____ DATA TO USE

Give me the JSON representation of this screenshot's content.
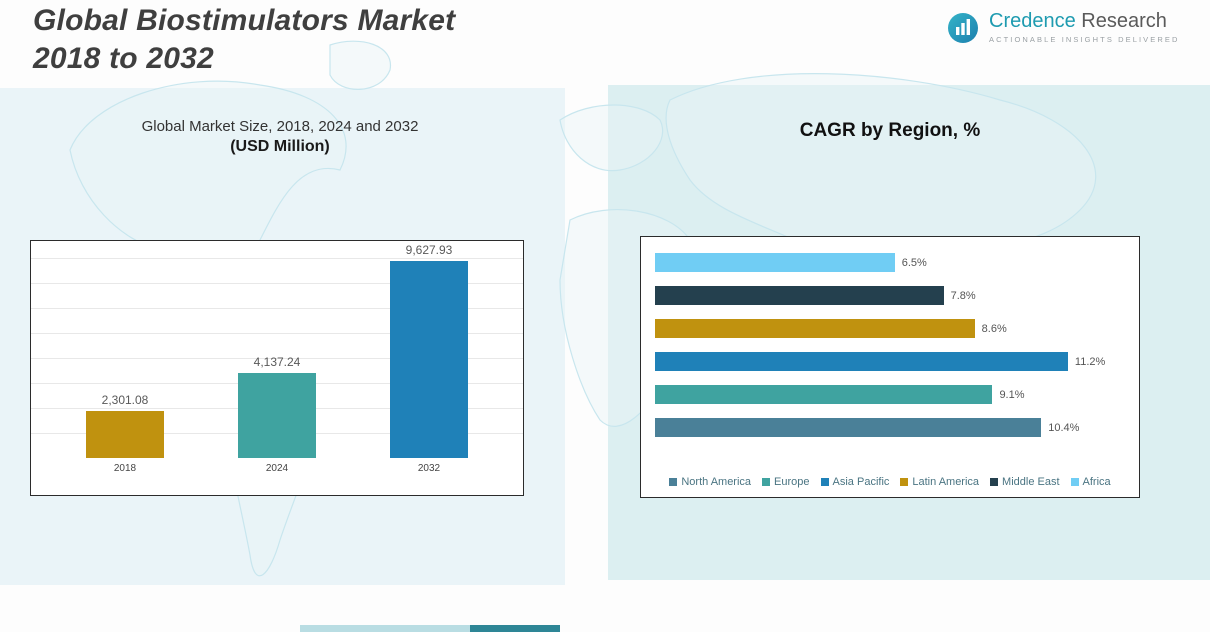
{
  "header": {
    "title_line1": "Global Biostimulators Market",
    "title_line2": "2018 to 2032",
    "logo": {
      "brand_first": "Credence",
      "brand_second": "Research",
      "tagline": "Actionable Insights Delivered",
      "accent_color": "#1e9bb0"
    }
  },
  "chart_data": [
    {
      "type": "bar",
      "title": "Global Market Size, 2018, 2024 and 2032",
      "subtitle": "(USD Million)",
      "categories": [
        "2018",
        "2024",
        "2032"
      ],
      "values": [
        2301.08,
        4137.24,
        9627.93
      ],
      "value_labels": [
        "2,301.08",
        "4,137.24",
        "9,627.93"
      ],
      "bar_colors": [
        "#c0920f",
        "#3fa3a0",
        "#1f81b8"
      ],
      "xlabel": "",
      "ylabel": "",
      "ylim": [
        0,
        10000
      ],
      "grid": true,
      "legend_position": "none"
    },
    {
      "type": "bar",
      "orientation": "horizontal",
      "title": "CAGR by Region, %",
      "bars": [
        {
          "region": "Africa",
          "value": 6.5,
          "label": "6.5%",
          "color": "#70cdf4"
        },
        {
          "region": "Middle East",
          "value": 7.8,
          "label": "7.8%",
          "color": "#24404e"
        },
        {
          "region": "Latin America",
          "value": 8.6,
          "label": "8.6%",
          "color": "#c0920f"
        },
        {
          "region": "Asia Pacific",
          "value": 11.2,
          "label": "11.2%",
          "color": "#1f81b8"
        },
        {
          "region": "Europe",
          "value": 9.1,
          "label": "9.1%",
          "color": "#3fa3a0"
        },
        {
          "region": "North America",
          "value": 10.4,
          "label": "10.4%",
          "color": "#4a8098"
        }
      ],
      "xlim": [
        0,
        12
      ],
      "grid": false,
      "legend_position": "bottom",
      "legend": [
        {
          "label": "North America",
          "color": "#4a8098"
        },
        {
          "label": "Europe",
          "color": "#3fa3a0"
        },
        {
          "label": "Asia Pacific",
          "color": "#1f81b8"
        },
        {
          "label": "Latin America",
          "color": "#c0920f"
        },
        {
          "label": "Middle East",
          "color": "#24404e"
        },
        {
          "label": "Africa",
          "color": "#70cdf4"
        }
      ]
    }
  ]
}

________

**DESCRIPTION OF THE TASK**. Find "North". Copy every line it occurs in.

**ANSWER TO THE PROBLEM**.
          "region": "North America",
          "label": "North America",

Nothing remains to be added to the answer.